··· Task data ···

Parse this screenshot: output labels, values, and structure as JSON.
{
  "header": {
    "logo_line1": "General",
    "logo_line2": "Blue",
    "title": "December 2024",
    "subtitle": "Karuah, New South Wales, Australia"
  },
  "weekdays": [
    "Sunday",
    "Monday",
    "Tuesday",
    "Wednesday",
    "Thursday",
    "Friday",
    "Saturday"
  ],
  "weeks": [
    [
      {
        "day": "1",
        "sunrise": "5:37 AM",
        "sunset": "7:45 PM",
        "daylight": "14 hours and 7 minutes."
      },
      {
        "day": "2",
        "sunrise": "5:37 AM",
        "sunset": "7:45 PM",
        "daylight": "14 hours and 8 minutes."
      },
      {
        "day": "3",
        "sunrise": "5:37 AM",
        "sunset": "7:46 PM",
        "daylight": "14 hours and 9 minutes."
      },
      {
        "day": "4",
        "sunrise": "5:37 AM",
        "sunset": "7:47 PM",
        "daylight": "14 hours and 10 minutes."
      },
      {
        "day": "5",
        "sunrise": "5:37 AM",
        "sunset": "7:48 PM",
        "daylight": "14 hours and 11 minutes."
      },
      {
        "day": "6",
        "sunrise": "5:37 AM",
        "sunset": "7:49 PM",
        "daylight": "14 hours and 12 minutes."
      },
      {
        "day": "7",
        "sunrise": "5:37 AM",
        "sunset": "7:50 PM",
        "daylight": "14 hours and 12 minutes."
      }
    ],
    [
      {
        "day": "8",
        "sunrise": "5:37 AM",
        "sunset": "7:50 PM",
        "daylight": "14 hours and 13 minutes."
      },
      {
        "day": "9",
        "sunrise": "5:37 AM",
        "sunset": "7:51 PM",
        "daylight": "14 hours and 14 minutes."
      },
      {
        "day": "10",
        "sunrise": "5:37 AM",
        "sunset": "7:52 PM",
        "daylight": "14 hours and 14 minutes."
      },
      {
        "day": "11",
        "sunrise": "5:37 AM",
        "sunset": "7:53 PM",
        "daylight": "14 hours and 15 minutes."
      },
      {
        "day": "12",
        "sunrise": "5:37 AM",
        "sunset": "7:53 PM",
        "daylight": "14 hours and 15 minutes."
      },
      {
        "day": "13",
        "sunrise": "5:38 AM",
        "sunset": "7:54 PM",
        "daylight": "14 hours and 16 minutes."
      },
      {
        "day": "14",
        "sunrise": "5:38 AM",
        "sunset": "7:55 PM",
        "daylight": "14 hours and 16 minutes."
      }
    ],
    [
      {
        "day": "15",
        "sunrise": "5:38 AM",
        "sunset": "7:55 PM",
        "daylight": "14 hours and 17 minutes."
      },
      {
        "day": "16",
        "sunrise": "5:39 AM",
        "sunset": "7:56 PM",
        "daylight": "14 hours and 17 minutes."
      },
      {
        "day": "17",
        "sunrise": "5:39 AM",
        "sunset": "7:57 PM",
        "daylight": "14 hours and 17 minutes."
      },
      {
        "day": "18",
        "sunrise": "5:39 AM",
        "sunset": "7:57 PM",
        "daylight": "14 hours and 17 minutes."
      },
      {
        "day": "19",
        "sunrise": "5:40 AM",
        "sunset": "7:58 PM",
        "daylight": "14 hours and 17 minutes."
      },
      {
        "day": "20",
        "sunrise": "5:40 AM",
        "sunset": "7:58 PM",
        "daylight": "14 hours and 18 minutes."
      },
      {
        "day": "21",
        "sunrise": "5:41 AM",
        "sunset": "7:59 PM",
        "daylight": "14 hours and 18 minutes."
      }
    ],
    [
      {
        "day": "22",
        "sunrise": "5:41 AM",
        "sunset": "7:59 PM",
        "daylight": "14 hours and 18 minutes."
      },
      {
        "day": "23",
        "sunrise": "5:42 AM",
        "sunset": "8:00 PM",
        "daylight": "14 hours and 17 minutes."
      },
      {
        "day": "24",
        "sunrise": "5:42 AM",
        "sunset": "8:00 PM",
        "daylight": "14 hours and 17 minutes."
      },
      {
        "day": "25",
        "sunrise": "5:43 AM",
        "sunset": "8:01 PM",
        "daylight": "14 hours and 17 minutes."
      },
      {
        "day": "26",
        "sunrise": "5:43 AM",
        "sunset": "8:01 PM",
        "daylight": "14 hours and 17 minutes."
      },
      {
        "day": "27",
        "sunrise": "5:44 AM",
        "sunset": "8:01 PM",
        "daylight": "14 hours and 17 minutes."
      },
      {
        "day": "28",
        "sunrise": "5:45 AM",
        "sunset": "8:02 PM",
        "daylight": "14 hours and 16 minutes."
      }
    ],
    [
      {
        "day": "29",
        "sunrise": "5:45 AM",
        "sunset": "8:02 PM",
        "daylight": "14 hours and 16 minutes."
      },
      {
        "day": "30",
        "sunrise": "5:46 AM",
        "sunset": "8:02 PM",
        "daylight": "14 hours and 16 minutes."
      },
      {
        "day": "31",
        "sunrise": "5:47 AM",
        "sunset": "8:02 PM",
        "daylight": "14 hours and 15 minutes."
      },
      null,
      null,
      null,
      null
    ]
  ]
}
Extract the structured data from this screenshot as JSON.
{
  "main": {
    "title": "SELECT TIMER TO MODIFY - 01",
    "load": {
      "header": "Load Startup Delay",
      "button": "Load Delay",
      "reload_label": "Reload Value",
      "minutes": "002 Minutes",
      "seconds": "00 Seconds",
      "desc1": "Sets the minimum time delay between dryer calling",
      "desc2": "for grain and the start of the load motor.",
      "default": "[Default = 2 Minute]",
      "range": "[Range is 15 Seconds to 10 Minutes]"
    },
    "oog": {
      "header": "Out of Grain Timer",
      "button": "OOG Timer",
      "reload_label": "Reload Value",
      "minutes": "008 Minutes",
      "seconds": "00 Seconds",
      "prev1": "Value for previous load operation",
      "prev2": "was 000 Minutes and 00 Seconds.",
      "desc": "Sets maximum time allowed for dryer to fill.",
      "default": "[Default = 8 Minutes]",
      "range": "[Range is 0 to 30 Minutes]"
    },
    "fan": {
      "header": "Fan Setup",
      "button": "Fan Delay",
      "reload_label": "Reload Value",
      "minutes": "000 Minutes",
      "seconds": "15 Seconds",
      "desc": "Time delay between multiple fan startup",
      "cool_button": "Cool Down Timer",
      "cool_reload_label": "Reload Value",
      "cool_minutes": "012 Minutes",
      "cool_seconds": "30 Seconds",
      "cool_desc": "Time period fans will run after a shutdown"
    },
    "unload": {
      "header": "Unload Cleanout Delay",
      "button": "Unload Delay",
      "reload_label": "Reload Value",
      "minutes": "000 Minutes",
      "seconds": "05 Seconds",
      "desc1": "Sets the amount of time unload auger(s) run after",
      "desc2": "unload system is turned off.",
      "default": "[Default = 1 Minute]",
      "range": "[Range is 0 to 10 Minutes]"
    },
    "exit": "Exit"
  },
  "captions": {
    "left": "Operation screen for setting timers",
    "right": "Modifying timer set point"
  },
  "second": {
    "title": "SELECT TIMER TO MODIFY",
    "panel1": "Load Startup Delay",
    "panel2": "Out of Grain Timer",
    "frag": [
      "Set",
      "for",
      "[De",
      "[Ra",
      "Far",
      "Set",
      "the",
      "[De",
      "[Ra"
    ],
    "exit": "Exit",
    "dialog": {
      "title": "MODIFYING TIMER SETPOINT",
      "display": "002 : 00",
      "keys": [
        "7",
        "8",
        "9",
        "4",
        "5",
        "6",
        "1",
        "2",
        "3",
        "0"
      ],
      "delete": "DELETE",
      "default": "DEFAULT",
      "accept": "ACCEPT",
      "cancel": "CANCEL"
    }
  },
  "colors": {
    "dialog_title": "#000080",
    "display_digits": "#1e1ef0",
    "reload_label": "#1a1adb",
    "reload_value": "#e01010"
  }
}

···

**Instructions for the task:** State how many lines hold the word "Range". The number is the whole answer.

**Answer for the task:** 3